**Given task:** Reproduce each record below exactly as written.

**Data shown:**
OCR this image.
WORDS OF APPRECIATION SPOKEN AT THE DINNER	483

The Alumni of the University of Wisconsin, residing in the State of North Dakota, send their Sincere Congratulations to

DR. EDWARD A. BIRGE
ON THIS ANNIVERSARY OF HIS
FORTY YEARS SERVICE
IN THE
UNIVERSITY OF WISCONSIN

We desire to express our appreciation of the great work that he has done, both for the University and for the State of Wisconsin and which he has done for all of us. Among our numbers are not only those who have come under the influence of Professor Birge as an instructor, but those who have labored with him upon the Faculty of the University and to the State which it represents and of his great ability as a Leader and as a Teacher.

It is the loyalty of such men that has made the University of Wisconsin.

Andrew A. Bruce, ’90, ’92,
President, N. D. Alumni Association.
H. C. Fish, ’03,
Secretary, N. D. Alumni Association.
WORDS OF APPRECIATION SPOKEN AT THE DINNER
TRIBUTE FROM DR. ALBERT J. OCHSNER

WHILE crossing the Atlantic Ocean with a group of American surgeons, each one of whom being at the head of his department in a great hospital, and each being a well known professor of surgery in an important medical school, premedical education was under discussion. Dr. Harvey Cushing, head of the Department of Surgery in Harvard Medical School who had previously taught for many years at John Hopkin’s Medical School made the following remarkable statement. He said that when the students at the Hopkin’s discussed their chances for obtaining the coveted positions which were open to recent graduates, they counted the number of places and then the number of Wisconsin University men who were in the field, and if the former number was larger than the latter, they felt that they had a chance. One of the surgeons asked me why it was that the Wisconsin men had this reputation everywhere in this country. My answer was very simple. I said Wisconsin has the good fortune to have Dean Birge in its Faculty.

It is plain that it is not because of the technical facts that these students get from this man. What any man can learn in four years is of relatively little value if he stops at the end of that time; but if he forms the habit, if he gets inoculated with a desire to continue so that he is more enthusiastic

**Written answer:**
OCR this image.
WORDS OF APPRECIATION SPOKEN AT THE DINNER	483

The Alumni of the University of Wisconsin, residing in the State of North Dakota, send their Sincere Congratulations to

DR. EDWARD A. BIRGE
ON THIS ANNIVERSARY OF HIS
FORTY YEARS SERVICE
IN THE
UNIVERSITY OF WISCONSIN

We desire to express our appreciation of the great work that he has done, both for the University and for the State of Wisconsin and which he has done for all of us. Among our numbers are not only those who have come under the influence of Professor Birge as an instructor, but those who have labored with him upon the Faculty of the University and to the State which it represents and of his great ability as a Leader and as a Teacher.

It is the loyalty of such men that has made the University of Wisconsin.

Andrew A. Bruce, ’90, ’92,
President, N. D. Alumni Association.
H. C. Fish, ’03,
Secretary, N. D. Alumni Association.
WORDS OF APPRECIATION SPOKEN AT THE DINNER
TRIBUTE FROM DR. ALBERT J. OCHSNER

WHILE crossing the Atlantic Ocean with a group of American surgeons, each one of whom being at the head of his department in a great hospital, and each being a well known professor of surgery in an important medical school, premedical education was under discussion. Dr. Harvey Cushing, head of the Department of Surgery in Harvard Medical School who had previously taught for many years at John Hopkin’s Medical School made the following remarkable statement. He said that when the students at the Hopkin’s discussed their chances for obtaining the coveted positions which were open to recent graduates, they counted the number of places and then the number of Wisconsin University men who were in the field, and if the former number was larger than the latter, they felt that they had a chance. One of the surgeons asked me why it was that the Wisconsin men had this reputation everywhere in this country. My answer was very simple. I said Wisconsin has the good fortune to have Dean Birge in its Faculty.

It is plain that it is not because of the technical facts that these students get from this man. What any man can learn in four years is of relatively little value if he stops at the end of that time; but if he forms the habit, if he gets inoculated with a desire to continue so that he is more enthusiastic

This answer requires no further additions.